*Given request*
Each line containing the word "курсу" needs to be copied.

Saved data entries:
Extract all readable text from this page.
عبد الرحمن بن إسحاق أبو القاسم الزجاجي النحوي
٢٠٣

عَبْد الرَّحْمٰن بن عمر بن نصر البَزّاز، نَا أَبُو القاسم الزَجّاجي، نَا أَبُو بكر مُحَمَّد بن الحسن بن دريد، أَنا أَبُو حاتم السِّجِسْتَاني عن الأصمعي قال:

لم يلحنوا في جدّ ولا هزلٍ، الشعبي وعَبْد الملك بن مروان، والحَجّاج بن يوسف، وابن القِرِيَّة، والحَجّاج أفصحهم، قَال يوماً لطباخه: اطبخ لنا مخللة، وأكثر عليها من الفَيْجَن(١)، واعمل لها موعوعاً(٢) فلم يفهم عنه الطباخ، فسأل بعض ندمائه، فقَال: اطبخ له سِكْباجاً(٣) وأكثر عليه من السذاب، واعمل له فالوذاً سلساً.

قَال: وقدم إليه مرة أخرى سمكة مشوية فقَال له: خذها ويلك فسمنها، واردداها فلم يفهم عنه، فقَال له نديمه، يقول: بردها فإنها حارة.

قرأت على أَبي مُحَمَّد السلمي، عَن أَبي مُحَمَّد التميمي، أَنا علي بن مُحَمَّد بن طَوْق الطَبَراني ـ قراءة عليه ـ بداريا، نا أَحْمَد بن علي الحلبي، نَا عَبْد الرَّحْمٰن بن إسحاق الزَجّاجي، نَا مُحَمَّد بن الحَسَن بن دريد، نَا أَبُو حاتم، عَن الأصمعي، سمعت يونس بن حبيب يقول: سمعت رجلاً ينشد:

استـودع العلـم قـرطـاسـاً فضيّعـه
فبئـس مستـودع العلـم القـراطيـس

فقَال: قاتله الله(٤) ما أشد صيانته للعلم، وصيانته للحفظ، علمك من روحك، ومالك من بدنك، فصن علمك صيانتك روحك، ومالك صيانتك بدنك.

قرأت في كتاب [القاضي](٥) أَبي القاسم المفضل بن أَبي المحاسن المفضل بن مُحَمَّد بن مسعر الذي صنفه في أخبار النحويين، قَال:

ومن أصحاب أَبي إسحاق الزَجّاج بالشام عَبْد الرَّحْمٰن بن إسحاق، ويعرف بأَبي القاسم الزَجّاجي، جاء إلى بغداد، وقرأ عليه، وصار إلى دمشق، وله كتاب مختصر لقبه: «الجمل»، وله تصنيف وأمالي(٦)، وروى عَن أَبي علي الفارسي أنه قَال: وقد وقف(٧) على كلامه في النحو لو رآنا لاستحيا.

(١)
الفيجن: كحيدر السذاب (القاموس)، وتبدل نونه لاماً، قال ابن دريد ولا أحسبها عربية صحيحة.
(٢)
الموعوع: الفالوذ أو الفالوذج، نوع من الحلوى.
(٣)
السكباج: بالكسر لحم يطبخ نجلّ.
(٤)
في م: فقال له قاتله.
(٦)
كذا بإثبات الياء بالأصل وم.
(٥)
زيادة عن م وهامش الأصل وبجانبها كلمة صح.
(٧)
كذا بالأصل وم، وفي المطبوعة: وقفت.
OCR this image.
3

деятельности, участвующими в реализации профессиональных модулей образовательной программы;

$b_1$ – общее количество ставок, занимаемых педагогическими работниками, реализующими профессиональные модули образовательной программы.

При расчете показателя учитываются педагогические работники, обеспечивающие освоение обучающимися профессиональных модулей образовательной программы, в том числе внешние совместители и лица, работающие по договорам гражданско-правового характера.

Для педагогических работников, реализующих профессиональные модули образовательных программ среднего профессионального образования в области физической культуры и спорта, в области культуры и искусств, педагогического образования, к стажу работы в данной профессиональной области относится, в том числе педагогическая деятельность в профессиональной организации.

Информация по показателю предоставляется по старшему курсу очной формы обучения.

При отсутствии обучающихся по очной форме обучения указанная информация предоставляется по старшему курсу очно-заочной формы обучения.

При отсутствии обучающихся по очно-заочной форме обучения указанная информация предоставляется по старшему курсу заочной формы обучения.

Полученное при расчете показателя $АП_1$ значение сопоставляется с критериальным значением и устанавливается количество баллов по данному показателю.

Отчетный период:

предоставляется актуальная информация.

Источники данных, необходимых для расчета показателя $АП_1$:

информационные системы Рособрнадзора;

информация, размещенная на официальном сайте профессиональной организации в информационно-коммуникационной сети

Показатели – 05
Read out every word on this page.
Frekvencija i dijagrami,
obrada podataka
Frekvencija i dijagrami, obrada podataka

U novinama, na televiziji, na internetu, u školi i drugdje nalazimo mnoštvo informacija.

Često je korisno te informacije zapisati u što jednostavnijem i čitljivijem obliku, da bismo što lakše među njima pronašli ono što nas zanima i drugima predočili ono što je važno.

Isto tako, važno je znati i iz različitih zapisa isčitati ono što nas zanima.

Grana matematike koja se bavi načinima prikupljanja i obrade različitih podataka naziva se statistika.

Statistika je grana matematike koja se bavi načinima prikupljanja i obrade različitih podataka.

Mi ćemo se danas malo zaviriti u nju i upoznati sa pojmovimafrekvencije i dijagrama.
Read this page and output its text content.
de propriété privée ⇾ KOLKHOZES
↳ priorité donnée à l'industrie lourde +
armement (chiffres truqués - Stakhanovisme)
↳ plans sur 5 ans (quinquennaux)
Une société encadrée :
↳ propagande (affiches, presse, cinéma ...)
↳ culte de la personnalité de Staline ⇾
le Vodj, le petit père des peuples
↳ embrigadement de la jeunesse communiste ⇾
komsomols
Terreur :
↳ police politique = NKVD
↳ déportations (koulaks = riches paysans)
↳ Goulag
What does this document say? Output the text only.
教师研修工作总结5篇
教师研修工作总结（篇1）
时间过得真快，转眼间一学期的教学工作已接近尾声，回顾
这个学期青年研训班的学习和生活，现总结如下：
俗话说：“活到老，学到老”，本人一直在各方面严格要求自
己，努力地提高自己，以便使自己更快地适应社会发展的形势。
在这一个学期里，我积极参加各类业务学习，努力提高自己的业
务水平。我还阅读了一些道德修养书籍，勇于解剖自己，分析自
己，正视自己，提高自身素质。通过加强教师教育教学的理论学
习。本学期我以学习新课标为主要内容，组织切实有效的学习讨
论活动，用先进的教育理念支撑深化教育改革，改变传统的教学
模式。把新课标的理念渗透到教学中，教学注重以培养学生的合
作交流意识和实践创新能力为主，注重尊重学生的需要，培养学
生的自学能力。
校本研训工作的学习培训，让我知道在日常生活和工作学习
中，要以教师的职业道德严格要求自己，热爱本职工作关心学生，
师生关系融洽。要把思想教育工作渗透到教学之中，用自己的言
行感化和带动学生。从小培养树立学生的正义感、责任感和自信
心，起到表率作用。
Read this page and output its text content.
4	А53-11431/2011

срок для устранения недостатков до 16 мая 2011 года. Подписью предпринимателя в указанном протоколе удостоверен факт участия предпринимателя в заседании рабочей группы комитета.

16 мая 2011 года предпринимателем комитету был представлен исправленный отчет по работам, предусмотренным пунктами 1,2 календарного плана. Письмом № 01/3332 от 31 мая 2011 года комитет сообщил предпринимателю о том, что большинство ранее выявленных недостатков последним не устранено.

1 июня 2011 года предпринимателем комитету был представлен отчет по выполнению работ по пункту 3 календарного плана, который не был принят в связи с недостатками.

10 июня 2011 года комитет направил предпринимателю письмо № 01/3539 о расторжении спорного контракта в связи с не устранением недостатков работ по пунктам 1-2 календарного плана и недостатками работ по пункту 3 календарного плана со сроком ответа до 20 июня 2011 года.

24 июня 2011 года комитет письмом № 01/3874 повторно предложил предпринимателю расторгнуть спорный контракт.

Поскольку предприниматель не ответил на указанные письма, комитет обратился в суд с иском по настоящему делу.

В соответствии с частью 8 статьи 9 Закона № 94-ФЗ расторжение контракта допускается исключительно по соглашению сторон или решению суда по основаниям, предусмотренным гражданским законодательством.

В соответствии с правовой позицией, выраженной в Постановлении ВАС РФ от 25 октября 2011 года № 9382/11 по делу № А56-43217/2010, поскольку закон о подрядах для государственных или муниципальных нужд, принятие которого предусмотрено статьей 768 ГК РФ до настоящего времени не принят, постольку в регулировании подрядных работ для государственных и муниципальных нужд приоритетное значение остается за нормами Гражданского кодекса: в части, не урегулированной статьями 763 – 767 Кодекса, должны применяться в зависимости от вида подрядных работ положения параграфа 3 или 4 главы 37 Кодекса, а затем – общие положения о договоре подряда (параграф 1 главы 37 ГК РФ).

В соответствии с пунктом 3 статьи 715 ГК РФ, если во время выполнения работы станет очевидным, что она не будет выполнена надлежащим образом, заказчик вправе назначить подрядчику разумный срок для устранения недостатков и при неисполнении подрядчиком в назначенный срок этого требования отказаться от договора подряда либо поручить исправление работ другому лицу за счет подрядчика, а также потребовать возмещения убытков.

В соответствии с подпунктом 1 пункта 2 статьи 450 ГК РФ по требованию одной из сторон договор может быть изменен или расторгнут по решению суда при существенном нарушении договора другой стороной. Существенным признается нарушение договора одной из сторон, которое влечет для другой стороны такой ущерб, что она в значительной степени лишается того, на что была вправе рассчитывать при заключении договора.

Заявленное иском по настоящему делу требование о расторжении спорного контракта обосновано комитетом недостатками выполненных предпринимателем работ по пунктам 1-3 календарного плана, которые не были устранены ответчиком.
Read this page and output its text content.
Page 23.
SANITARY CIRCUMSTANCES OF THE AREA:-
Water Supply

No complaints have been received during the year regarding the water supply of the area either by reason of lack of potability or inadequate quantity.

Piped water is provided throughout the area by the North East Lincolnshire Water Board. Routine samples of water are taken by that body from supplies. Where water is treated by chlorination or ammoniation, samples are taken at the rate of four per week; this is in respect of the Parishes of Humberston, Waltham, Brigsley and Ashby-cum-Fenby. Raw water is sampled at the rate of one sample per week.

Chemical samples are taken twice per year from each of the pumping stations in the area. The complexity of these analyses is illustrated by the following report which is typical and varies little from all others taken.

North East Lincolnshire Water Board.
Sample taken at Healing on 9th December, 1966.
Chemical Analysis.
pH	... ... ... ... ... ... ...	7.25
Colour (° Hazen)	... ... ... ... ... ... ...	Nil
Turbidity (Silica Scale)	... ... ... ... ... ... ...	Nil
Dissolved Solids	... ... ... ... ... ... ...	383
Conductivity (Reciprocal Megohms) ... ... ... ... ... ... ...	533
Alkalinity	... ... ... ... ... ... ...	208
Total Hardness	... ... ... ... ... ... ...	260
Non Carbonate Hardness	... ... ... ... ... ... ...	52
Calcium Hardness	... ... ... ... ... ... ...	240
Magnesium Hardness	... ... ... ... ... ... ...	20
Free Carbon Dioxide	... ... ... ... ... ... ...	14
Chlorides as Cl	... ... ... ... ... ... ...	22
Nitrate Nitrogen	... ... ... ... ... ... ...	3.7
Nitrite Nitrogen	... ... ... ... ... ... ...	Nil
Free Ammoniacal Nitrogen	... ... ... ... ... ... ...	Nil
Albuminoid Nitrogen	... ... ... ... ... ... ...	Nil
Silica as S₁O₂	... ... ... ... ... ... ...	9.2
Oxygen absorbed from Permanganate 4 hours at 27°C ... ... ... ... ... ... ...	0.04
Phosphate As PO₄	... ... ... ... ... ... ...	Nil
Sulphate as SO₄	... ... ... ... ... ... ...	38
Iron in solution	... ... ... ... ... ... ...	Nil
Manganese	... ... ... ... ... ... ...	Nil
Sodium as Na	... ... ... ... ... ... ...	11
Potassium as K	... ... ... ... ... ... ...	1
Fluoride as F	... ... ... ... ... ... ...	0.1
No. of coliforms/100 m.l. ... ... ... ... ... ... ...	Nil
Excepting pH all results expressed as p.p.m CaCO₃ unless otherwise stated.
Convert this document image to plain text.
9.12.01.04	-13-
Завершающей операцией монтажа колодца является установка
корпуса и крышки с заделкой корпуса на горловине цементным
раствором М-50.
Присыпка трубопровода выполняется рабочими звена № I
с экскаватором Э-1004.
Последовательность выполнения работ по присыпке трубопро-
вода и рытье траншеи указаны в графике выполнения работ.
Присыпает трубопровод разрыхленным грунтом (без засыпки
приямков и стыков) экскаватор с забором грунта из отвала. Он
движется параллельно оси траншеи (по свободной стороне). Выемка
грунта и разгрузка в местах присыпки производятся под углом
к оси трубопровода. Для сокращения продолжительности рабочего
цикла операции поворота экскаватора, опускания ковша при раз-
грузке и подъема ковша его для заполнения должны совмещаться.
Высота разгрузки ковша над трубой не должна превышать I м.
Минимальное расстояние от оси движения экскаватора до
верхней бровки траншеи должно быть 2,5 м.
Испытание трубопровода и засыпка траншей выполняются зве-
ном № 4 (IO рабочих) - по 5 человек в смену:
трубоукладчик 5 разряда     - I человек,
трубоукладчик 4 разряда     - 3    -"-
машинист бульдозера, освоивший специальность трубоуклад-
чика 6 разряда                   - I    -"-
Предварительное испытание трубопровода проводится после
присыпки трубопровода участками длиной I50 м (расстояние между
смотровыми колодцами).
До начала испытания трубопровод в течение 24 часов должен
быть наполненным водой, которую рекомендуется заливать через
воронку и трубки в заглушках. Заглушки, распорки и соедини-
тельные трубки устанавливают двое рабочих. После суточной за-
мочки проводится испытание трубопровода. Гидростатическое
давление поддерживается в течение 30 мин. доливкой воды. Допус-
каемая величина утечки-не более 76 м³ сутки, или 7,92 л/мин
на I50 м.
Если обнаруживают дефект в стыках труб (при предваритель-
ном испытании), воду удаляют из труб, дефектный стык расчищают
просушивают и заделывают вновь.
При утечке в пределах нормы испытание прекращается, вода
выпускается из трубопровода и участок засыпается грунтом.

*Result of this exercise*
Информация по показателю предоставляется по старшему курсу очной формы обучения.
При отсутствии обучающихся по очной форме обучения указанная информация предоставляется по старшему курсу очно-заочной формы обучения.
При отсутствии обучающихся по очно-заочной форме обучения указанная информация предоставляется по старшему курсу заочной формы обучения.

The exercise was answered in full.